* _DATASET ENTRIES_:
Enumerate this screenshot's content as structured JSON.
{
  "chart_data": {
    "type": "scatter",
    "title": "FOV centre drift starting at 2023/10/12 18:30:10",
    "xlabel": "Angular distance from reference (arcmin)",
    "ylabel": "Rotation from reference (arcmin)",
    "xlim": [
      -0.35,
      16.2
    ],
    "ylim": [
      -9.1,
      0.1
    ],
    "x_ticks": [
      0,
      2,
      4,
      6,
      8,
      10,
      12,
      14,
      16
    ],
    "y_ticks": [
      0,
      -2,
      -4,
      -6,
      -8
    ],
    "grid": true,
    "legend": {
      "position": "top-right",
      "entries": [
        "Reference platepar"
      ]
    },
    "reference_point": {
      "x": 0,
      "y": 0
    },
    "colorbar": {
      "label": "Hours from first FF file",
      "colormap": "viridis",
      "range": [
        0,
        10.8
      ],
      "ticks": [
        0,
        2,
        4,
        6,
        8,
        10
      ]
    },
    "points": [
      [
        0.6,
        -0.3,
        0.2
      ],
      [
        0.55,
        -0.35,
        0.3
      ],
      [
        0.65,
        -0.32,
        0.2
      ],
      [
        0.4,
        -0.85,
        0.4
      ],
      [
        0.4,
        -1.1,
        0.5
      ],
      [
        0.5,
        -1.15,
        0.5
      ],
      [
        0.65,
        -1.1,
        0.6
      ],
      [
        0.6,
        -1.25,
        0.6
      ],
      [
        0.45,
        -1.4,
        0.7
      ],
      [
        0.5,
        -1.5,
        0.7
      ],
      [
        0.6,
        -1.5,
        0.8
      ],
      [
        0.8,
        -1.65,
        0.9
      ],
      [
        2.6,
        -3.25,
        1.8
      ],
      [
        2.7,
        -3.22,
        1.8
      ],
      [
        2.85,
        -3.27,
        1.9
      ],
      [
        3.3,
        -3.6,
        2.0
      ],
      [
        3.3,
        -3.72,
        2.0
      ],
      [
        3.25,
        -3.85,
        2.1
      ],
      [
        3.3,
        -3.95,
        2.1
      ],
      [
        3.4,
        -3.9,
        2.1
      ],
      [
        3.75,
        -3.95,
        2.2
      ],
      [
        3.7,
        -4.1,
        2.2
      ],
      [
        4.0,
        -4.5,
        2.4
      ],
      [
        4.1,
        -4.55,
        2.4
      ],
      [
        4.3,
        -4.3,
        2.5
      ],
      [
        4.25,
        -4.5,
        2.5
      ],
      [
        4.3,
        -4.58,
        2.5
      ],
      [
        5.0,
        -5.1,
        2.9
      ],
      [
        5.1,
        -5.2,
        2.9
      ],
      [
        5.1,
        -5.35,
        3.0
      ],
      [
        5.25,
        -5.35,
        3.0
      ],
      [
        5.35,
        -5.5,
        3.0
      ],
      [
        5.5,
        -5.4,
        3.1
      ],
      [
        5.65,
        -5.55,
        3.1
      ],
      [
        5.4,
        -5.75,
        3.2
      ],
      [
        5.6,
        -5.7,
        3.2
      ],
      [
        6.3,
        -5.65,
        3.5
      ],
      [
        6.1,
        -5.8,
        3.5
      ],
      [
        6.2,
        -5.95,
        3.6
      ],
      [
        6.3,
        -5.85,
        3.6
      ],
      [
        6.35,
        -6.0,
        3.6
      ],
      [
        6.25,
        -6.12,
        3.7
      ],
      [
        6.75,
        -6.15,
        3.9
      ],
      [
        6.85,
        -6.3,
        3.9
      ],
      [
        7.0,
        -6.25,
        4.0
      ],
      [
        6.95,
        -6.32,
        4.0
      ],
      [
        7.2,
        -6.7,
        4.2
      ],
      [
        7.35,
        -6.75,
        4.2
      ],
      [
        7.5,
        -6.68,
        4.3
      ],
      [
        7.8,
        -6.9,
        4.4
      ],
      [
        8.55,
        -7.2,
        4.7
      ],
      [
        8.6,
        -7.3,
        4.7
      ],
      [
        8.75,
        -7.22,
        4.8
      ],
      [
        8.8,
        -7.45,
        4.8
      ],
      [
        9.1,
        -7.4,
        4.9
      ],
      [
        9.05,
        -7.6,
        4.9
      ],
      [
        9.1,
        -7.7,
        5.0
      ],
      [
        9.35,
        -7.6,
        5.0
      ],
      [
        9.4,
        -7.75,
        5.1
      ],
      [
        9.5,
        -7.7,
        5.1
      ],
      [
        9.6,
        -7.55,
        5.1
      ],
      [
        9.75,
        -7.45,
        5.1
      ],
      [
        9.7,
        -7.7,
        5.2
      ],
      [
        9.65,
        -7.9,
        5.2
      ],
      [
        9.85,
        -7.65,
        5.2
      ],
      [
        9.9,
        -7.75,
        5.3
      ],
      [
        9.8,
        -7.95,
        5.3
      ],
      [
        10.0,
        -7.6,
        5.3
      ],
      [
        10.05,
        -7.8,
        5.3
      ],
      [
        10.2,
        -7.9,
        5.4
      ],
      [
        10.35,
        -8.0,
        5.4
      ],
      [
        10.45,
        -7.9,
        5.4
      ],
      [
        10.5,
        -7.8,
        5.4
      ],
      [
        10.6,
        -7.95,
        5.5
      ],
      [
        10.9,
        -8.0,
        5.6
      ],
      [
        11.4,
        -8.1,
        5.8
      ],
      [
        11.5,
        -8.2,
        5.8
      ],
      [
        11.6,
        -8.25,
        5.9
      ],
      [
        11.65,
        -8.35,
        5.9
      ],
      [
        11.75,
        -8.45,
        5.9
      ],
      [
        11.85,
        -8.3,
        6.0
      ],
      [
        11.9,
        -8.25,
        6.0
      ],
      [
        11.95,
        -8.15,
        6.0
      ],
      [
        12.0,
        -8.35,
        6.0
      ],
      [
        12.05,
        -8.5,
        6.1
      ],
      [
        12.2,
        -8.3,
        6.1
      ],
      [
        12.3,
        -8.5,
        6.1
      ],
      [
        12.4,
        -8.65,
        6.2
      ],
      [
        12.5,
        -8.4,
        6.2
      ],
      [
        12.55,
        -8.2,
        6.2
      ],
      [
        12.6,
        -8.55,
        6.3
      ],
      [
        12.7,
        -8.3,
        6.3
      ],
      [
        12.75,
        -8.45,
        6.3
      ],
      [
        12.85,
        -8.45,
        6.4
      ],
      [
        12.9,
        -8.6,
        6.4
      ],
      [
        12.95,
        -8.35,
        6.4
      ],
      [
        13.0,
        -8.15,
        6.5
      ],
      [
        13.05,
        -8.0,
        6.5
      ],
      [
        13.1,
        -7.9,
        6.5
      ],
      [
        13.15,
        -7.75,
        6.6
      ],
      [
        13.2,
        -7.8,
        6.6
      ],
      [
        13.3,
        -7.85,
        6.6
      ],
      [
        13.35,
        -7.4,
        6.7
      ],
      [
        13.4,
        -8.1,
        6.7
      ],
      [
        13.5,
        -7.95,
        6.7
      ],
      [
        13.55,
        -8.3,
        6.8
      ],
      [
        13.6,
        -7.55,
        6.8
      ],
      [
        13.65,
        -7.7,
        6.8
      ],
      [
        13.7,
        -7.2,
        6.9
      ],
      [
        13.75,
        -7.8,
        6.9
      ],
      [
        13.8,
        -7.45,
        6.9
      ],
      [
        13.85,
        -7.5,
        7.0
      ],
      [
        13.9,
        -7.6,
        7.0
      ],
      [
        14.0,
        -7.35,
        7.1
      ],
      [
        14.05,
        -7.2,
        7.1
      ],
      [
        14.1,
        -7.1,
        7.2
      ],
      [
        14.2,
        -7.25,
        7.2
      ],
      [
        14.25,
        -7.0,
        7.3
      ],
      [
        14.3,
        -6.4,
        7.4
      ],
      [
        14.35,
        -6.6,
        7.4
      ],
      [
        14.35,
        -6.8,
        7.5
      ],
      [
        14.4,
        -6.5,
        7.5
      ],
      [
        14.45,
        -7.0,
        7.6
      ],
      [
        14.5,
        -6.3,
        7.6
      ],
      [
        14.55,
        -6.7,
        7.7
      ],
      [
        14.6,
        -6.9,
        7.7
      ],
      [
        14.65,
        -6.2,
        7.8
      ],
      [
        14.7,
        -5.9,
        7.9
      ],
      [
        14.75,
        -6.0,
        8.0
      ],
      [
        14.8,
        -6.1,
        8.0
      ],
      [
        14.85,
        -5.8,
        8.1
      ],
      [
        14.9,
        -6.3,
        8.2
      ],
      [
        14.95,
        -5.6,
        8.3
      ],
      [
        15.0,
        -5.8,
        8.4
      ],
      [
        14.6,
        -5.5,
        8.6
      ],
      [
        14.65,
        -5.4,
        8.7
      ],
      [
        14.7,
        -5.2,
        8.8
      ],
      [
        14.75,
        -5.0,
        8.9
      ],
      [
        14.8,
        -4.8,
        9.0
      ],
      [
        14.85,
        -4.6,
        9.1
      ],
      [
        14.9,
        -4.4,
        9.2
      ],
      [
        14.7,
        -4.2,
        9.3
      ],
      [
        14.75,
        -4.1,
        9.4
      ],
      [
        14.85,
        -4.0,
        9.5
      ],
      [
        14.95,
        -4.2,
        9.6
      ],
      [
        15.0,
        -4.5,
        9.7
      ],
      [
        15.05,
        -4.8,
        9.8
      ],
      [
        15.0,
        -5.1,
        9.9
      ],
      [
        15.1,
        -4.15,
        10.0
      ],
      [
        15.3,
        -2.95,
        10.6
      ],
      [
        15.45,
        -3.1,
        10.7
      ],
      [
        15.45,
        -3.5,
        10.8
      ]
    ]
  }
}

* _WRITTEN EXERCISE_: From the material above, gather all lines that include the string "arcmin" and copy them.

* _RESULT FOR THIS TASK_:
    "xlabel": "Angular distance from reference (arcmin)",
    "ylabel": "Rotation from reference (arcmin)",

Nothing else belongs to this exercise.